Stored data entries:
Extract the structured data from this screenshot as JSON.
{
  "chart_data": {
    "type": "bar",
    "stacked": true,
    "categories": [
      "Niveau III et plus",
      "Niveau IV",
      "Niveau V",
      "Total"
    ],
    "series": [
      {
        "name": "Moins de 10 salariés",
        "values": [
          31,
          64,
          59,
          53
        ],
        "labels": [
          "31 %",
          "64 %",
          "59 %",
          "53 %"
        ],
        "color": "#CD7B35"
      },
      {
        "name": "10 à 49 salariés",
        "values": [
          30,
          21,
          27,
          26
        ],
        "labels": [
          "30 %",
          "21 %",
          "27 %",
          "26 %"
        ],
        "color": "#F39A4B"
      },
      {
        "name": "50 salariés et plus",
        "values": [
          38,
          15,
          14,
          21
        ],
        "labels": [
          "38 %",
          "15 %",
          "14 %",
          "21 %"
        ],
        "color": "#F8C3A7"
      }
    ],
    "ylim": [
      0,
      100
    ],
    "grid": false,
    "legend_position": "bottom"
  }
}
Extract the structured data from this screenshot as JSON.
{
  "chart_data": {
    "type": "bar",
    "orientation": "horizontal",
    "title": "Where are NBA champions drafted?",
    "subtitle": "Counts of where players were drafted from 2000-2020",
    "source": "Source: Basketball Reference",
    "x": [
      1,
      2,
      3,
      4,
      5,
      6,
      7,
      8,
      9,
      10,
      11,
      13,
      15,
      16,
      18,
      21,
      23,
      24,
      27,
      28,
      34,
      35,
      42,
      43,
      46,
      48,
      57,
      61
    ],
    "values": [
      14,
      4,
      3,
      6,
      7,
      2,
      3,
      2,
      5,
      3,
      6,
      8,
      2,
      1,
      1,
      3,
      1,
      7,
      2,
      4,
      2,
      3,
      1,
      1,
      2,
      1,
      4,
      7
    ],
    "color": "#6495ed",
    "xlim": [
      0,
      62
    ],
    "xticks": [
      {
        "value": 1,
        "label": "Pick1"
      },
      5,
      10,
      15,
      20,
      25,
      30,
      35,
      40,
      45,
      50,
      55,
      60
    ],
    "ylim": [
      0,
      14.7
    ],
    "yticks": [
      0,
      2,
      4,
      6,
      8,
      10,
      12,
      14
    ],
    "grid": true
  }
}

> **The request**: Gather every line from the listing above in which "salariés" appears, and copy those lines.

> **Written response**:
        "name": "Moins de 10 salariés",
        "name": "10 à 49 salariés",
        "name": "50 salariés et plus",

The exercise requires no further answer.